● DATA FOR THIS EXERCISE:
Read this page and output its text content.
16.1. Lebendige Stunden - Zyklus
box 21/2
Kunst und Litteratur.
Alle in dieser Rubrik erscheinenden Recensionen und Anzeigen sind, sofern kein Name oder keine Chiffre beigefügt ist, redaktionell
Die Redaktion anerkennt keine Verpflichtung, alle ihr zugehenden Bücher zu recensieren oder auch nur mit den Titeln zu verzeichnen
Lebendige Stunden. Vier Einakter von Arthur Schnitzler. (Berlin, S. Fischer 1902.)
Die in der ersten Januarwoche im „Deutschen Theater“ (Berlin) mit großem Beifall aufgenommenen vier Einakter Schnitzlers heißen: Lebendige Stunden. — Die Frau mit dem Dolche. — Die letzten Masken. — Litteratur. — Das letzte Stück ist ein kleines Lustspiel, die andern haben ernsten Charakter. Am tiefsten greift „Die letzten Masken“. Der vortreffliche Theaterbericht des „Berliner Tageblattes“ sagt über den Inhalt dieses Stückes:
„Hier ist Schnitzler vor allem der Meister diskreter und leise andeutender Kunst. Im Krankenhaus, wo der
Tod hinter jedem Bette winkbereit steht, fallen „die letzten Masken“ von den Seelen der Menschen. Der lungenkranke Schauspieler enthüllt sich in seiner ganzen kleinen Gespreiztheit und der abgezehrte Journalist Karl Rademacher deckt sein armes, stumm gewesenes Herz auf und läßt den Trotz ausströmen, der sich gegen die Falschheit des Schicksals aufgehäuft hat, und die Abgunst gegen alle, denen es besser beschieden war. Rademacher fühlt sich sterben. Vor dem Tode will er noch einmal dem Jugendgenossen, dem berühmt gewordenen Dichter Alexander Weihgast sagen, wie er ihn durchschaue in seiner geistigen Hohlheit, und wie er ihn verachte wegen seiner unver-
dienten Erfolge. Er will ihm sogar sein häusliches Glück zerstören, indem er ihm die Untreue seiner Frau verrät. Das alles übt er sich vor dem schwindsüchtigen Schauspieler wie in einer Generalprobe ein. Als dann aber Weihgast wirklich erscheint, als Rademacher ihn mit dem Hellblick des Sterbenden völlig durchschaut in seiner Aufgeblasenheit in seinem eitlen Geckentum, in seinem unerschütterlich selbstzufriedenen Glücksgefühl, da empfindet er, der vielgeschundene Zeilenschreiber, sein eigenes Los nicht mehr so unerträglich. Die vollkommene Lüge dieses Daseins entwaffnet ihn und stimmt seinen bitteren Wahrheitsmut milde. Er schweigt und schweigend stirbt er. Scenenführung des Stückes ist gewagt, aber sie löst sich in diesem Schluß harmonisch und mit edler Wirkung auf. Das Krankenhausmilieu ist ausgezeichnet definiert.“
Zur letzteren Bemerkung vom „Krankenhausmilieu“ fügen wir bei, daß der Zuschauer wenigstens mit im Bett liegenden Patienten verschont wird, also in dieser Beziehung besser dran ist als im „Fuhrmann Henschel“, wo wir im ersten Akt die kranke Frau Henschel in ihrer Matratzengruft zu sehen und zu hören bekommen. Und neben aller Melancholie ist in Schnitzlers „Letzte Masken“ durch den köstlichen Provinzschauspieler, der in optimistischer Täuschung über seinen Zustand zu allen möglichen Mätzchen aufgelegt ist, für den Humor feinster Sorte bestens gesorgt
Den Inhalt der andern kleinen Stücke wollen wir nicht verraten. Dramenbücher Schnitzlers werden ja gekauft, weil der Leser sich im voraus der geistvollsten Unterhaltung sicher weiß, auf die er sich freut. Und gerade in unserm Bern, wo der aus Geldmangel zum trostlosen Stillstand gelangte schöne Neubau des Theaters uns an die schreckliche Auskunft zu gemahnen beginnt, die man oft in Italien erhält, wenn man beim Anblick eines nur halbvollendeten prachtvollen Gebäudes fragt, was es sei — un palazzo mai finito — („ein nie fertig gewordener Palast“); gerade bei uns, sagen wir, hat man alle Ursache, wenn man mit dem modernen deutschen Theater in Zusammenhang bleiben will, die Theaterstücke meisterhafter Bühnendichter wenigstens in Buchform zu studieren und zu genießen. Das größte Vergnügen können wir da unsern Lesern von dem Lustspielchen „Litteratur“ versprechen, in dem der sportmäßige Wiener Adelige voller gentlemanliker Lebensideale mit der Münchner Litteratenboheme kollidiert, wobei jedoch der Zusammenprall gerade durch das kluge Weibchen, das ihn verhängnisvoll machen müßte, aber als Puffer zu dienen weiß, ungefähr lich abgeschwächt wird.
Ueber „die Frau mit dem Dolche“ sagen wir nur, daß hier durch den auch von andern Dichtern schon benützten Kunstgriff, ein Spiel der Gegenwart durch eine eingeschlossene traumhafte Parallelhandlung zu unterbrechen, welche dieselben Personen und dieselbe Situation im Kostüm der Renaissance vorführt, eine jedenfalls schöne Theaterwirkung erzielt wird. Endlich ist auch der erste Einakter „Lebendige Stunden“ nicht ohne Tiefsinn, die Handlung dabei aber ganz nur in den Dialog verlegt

● REQUIRED ACTION:
A complete and exact repetition of the entries is required.

● EXERCISE RESPONSE:
Read this page and output its text content.
16.1. Lebendige Stunden - Zyklus
box 21/2
Kunst und Litteratur.
Alle in dieser Rubrik erscheinenden Recensionen und Anzeigen sind, sofern kein Name oder keine Chiffre beigefügt ist, redaktionell
Die Redaktion anerkennt keine Verpflichtung, alle ihr zugehenden Bücher zu recensieren oder auch nur mit den Titeln zu verzeichnen
Lebendige Stunden. Vier Einakter von Arthur Schnitzler. (Berlin, S. Fischer 1902.)
Die in der ersten Januarwoche im „Deutschen Theater“ (Berlin) mit großem Beifall aufgenommenen vier Einakter Schnitzlers heißen: Lebendige Stunden. — Die Frau mit dem Dolche. — Die letzten Masken. — Litteratur. — Das letzte Stück ist ein kleines Lustspiel, die andern haben ernsten Charakter. Am tiefsten greift „Die letzten Masken“. Der vortreffliche Theaterbericht des „Berliner Tageblattes“ sagt über den Inhalt dieses Stückes:
„Hier ist Schnitzler vor allem der Meister diskreter und leise andeutender Kunst. Im Krankenhaus, wo der
Tod hinter jedem Bette winkbereit steht, fallen „die letzten Masken“ von den Seelen der Menschen. Der lungenkranke Schauspieler enthüllt sich in seiner ganzen kleinen Gespreiztheit und der abgezehrte Journalist Karl Rademacher deckt sein armes, stumm gewesenes Herz auf und läßt den Trotz ausströmen, der sich gegen die Falschheit des Schicksals aufgehäuft hat, und die Abgunst gegen alle, denen es besser beschieden war. Rademacher fühlt sich sterben. Vor dem Tode will er noch einmal dem Jugendgenossen, dem berühmt gewordenen Dichter Alexander Weihgast sagen, wie er ihn durchschaue in seiner geistigen Hohlheit, und wie er ihn verachte wegen seiner unver-
dienten Erfolge. Er will ihm sogar sein häusliches Glück zerstören, indem er ihm die Untreue seiner Frau verrät. Das alles übt er sich vor dem schwindsüchtigen Schauspieler wie in einer Generalprobe ein. Als dann aber Weihgast wirklich erscheint, als Rademacher ihn mit dem Hellblick des Sterbenden völlig durchschaut in seiner Aufgeblasenheit in seinem eitlen Geckentum, in seinem unerschütterlich selbstzufriedenen Glücksgefühl, da empfindet er, der vielgeschundene Zeilenschreiber, sein eigenes Los nicht mehr so unerträglich. Die vollkommene Lüge dieses Daseins entwaffnet ihn und stimmt seinen bitteren Wahrheitsmut milde. Er schweigt und schweigend stirbt er. Scenenführung des Stückes ist gewagt, aber sie löst sich in diesem Schluß harmonisch und mit edler Wirkung auf. Das Krankenhausmilieu ist ausgezeichnet definiert.“
Zur letzteren Bemerkung vom „Krankenhausmilieu“ fügen wir bei, daß der Zuschauer wenigstens mit im Bett liegenden Patienten verschont wird, also in dieser Beziehung besser dran ist als im „Fuhrmann Henschel“, wo wir im ersten Akt die kranke Frau Henschel in ihrer Matratzengruft zu sehen und zu hören bekommen. Und neben aller Melancholie ist in Schnitzlers „Letzte Masken“ durch den köstlichen Provinzschauspieler, der in optimistischer Täuschung über seinen Zustand zu allen möglichen Mätzchen aufgelegt ist, für den Humor feinster Sorte bestens gesorgt
Den Inhalt der andern kleinen Stücke wollen wir nicht verraten. Dramenbücher Schnitzlers werden ja gekauft, weil der Leser sich im voraus der geistvollsten Unterhaltung sicher weiß, auf die er sich freut. Und gerade in unserm Bern, wo der aus Geldmangel zum trostlosen Stillstand gelangte schöne Neubau des Theaters uns an die schreckliche Auskunft zu gemahnen beginnt, die man oft in Italien erhält, wenn man beim Anblick eines nur halbvollendeten prachtvollen Gebäudes fragt, was es sei — un palazzo mai finito — („ein nie fertig gewordener Palast“); gerade bei uns, sagen wir, hat man alle Ursache, wenn man mit dem modernen deutschen Theater in Zusammenhang bleiben will, die Theaterstücke meisterhafter Bühnendichter wenigstens in Buchform zu studieren und zu genießen. Das größte Vergnügen können wir da unsern Lesern von dem Lustspielchen „Litteratur“ versprechen, in dem der sportmäßige Wiener Adelige voller gentlemanliker Lebensideale mit der Münchner Litteratenboheme kollidiert, wobei jedoch der Zusammenprall gerade durch das kluge Weibchen, das ihn verhängnisvoll machen müßte, aber als Puffer zu dienen weiß, ungefähr lich abgeschwächt wird.
Ueber „die Frau mit dem Dolche“ sagen wir nur, daß hier durch den auch von andern Dichtern schon benützten Kunstgriff, ein Spiel der Gegenwart durch eine eingeschlossene traumhafte Parallelhandlung zu unterbrechen, welche dieselben Personen und dieselbe Situation im Kostüm der Renaissance vorführt, eine jedenfalls schöne Theaterwirkung erzielt wird. Endlich ist auch der erste Einakter „Lebendige Stunden“ nicht ohne Tiefsinn, die Handlung dabei aber ganz nur in den Dialog verlegt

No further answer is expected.